## GOAL:
Output the entries below exactly as written, omitting pictures.
## Start SUPPLIED INFORMATION
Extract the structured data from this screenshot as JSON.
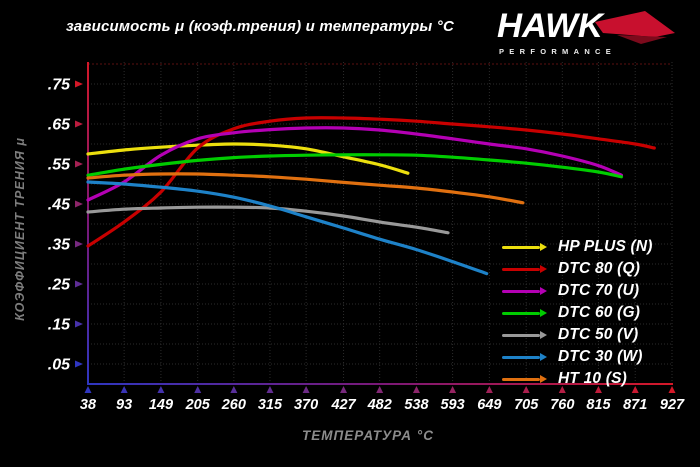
{
  "header": {
    "title": "зависимость μ (коэф.трения) и температуры °C",
    "logo": {
      "brand": "HAWK",
      "sub": "PERFORMANCE",
      "wing_color": "#c8102e",
      "wing_shadow": "#7c0a1c"
    }
  },
  "colors": {
    "background": "#000000",
    "grid": "#2b2b2b",
    "grid_top": "#4a0e0e",
    "axis_red": "#d41828",
    "axis_blue": "#2f36c0",
    "axis_mid": "#7a1878",
    "tick_label": "#ffffff",
    "axis_title": "#8c8c8c"
  },
  "chart_data": {
    "type": "line",
    "title": "зависимость μ (коэф.трения) и температуры °C",
    "xlabel": "ТЕМПЕРАТУРА °C",
    "ylabel": "КОЭФФИЦИЕНТ ТРЕНИЯ μ",
    "xlim": [
      38,
      927
    ],
    "ylim": [
      0,
      0.805
    ],
    "grid": true,
    "legend_position": "right-bottom",
    "x_ticks": [
      38,
      93,
      149,
      205,
      260,
      315,
      370,
      427,
      482,
      538,
      593,
      649,
      705,
      760,
      815,
      871,
      927
    ],
    "y_ticks": [
      {
        "value": 0.75,
        "label": ".75"
      },
      {
        "value": 0.65,
        "label": ".65"
      },
      {
        "value": 0.55,
        "label": ".55"
      },
      {
        "value": 0.45,
        "label": ".45"
      },
      {
        "value": 0.35,
        "label": ".35"
      },
      {
        "value": 0.25,
        "label": ".25"
      },
      {
        "value": 0.15,
        "label": ".15"
      },
      {
        "value": 0.05,
        "label": ".05"
      }
    ],
    "series": [
      {
        "name": "HP PLUS (N)",
        "color": "#ecdf0e",
        "points": [
          [
            38,
            0.575
          ],
          [
            93,
            0.585
          ],
          [
            149,
            0.592
          ],
          [
            205,
            0.597
          ],
          [
            260,
            0.6
          ],
          [
            315,
            0.597
          ],
          [
            370,
            0.588
          ],
          [
            427,
            0.568
          ],
          [
            482,
            0.548
          ],
          [
            525,
            0.527
          ]
        ]
      },
      {
        "name": "DTC 80 (Q)",
        "color": "#c80000",
        "points": [
          [
            38,
            0.345
          ],
          [
            93,
            0.405
          ],
          [
            149,
            0.48
          ],
          [
            205,
            0.59
          ],
          [
            260,
            0.638
          ],
          [
            315,
            0.657
          ],
          [
            370,
            0.665
          ],
          [
            427,
            0.665
          ],
          [
            482,
            0.662
          ],
          [
            538,
            0.657
          ],
          [
            593,
            0.65
          ],
          [
            649,
            0.643
          ],
          [
            705,
            0.635
          ],
          [
            760,
            0.625
          ],
          [
            815,
            0.613
          ],
          [
            871,
            0.6
          ],
          [
            900,
            0.59
          ]
        ]
      },
      {
        "name": "DTC 70 (U)",
        "color": "#b400b4",
        "points": [
          [
            38,
            0.46
          ],
          [
            93,
            0.505
          ],
          [
            149,
            0.572
          ],
          [
            205,
            0.613
          ],
          [
            260,
            0.628
          ],
          [
            315,
            0.636
          ],
          [
            370,
            0.64
          ],
          [
            427,
            0.64
          ],
          [
            482,
            0.635
          ],
          [
            538,
            0.625
          ],
          [
            593,
            0.613
          ],
          [
            649,
            0.6
          ],
          [
            705,
            0.588
          ],
          [
            760,
            0.57
          ],
          [
            815,
            0.546
          ],
          [
            850,
            0.522
          ]
        ]
      },
      {
        "name": "DTC 60 (G)",
        "color": "#00cc00",
        "points": [
          [
            38,
            0.522
          ],
          [
            93,
            0.537
          ],
          [
            149,
            0.549
          ],
          [
            205,
            0.559
          ],
          [
            260,
            0.566
          ],
          [
            315,
            0.57
          ],
          [
            370,
            0.572
          ],
          [
            427,
            0.573
          ],
          [
            482,
            0.573
          ],
          [
            538,
            0.572
          ],
          [
            593,
            0.567
          ],
          [
            649,
            0.56
          ],
          [
            705,
            0.552
          ],
          [
            760,
            0.542
          ],
          [
            815,
            0.53
          ],
          [
            850,
            0.518
          ]
        ]
      },
      {
        "name": "DTC 50 (V)",
        "color": "#999999",
        "points": [
          [
            38,
            0.43
          ],
          [
            93,
            0.437
          ],
          [
            149,
            0.44
          ],
          [
            205,
            0.442
          ],
          [
            260,
            0.442
          ],
          [
            315,
            0.44
          ],
          [
            370,
            0.432
          ],
          [
            427,
            0.42
          ],
          [
            482,
            0.405
          ],
          [
            538,
            0.392
          ],
          [
            586,
            0.378
          ]
        ]
      },
      {
        "name": "DTC 30 (W)",
        "color": "#1e82c8",
        "points": [
          [
            38,
            0.505
          ],
          [
            93,
            0.5
          ],
          [
            149,
            0.492
          ],
          [
            205,
            0.482
          ],
          [
            260,
            0.467
          ],
          [
            315,
            0.445
          ],
          [
            370,
            0.418
          ],
          [
            427,
            0.39
          ],
          [
            482,
            0.362
          ],
          [
            538,
            0.336
          ],
          [
            593,
            0.306
          ],
          [
            645,
            0.276
          ]
        ]
      },
      {
        "name": "HT 10 (S)",
        "color": "#e07010",
        "points": [
          [
            38,
            0.515
          ],
          [
            93,
            0.522
          ],
          [
            149,
            0.525
          ],
          [
            205,
            0.525
          ],
          [
            260,
            0.522
          ],
          [
            315,
            0.518
          ],
          [
            370,
            0.512
          ],
          [
            427,
            0.504
          ],
          [
            482,
            0.497
          ],
          [
            538,
            0.49
          ],
          [
            593,
            0.48
          ],
          [
            649,
            0.468
          ],
          [
            700,
            0.453
          ]
        ]
      }
    ]
  }
}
## End SUPPLIED INFORMATION
## FULL RESPONSE:
Extract the structured data from this screenshot as JSON.
{
  "header": {
    "title": "зависимость μ (коэф.трения) и температуры °C",
    "logo": {
      "brand": "HAWK",
      "sub": "PERFORMANCE",
      "wing_color": "#c8102e",
      "wing_shadow": "#7c0a1c"
    }
  },
  "colors": {
    "background": "#000000",
    "grid": "#2b2b2b",
    "grid_top": "#4a0e0e",
    "axis_red": "#d41828",
    "axis_blue": "#2f36c0",
    "axis_mid": "#7a1878",
    "tick_label": "#ffffff",
    "axis_title": "#8c8c8c"
  },
  "chart_data": {
    "type": "line",
    "title": "зависимость μ (коэф.трения) и температуры °C",
    "xlabel": "ТЕМПЕРАТУРА °C",
    "ylabel": "КОЭФФИЦИЕНТ ТРЕНИЯ μ",
    "xlim": [
      38,
      927
    ],
    "ylim": [
      0,
      0.805
    ],
    "grid": true,
    "legend_position": "right-bottom",
    "x_ticks": [
      38,
      93,
      149,
      205,
      260,
      315,
      370,
      427,
      482,
      538,
      593,
      649,
      705,
      760,
      815,
      871,
      927
    ],
    "y_ticks": [
      {
        "value": 0.75,
        "label": ".75"
      },
      {
        "value": 0.65,
        "label": ".65"
      },
      {
        "value": 0.55,
        "label": ".55"
      },
      {
        "value": 0.45,
        "label": ".45"
      },
      {
        "value": 0.35,
        "label": ".35"
      },
      {
        "value": 0.25,
        "label": ".25"
      },
      {
        "value": 0.15,
        "label": ".15"
      },
      {
        "value": 0.05,
        "label": ".05"
      }
    ],
    "series": [
      {
        "name": "HP PLUS (N)",
        "color": "#ecdf0e",
        "points": [
          [
            38,
            0.575
          ],
          [
            93,
            0.585
          ],
          [
            149,
            0.592
          ],
          [
            205,
            0.597
          ],
          [
            260,
            0.6
          ],
          [
            315,
            0.597
          ],
          [
            370,
            0.588
          ],
          [
            427,
            0.568
          ],
          [
            482,
            0.548
          ],
          [
            525,
            0.527
          ]
        ]
      },
      {
        "name": "DTC 80 (Q)",
        "color": "#c80000",
        "points": [
          [
            38,
            0.345
          ],
          [
            93,
            0.405
          ],
          [
            149,
            0.48
          ],
          [
            205,
            0.59
          ],
          [
            260,
            0.638
          ],
          [
            315,
            0.657
          ],
          [
            370,
            0.665
          ],
          [
            427,
            0.665
          ],
          [
            482,
            0.662
          ],
          [
            538,
            0.657
          ],
          [
            593,
            0.65
          ],
          [
            649,
            0.643
          ],
          [
            705,
            0.635
          ],
          [
            760,
            0.625
          ],
          [
            815,
            0.613
          ],
          [
            871,
            0.6
          ],
          [
            900,
            0.59
          ]
        ]
      },
      {
        "name": "DTC 70 (U)",
        "color": "#b400b4",
        "points": [
          [
            38,
            0.46
          ],
          [
            93,
            0.505
          ],
          [
            149,
            0.572
          ],
          [
            205,
            0.613
          ],
          [
            260,
            0.628
          ],
          [
            315,
            0.636
          ],
          [
            370,
            0.64
          ],
          [
            427,
            0.64
          ],
          [
            482,
            0.635
          ],
          [
            538,
            0.625
          ],
          [
            593,
            0.613
          ],
          [
            649,
            0.6
          ],
          [
            705,
            0.588
          ],
          [
            760,
            0.57
          ],
          [
            815,
            0.546
          ],
          [
            850,
            0.522
          ]
        ]
      },
      {
        "name": "DTC 60 (G)",
        "color": "#00cc00",
        "points": [
          [
            38,
            0.522
          ],
          [
            93,
            0.537
          ],
          [
            149,
            0.549
          ],
          [
            205,
            0.559
          ],
          [
            260,
            0.566
          ],
          [
            315,
            0.57
          ],
          [
            370,
            0.572
          ],
          [
            427,
            0.573
          ],
          [
            482,
            0.573
          ],
          [
            538,
            0.572
          ],
          [
            593,
            0.567
          ],
          [
            649,
            0.56
          ],
          [
            705,
            0.552
          ],
          [
            760,
            0.542
          ],
          [
            815,
            0.53
          ],
          [
            850,
            0.518
          ]
        ]
      },
      {
        "name": "DTC 50 (V)",
        "color": "#999999",
        "points": [
          [
            38,
            0.43
          ],
          [
            93,
            0.437
          ],
          [
            149,
            0.44
          ],
          [
            205,
            0.442
          ],
          [
            260,
            0.442
          ],
          [
            315,
            0.44
          ],
          [
            370,
            0.432
          ],
          [
            427,
            0.42
          ],
          [
            482,
            0.405
          ],
          [
            538,
            0.392
          ],
          [
            586,
            0.378
          ]
        ]
      },
      {
        "name": "DTC 30 (W)",
        "color": "#1e82c8",
        "points": [
          [
            38,
            0.505
          ],
          [
            93,
            0.5
          ],
          [
            149,
            0.492
          ],
          [
            205,
            0.482
          ],
          [
            260,
            0.467
          ],
          [
            315,
            0.445
          ],
          [
            370,
            0.418
          ],
          [
            427,
            0.39
          ],
          [
            482,
            0.362
          ],
          [
            538,
            0.336
          ],
          [
            593,
            0.306
          ],
          [
            645,
            0.276
          ]
        ]
      },
      {
        "name": "HT 10 (S)",
        "color": "#e07010",
        "points": [
          [
            38,
            0.515
          ],
          [
            93,
            0.522
          ],
          [
            149,
            0.525
          ],
          [
            205,
            0.525
          ],
          [
            260,
            0.522
          ],
          [
            315,
            0.518
          ],
          [
            370,
            0.512
          ],
          [
            427,
            0.504
          ],
          [
            482,
            0.497
          ],
          [
            538,
            0.49
          ],
          [
            593,
            0.48
          ],
          [
            649,
            0.468
          ],
          [
            700,
            0.453
          ]
        ]
      }
    ]
  }
}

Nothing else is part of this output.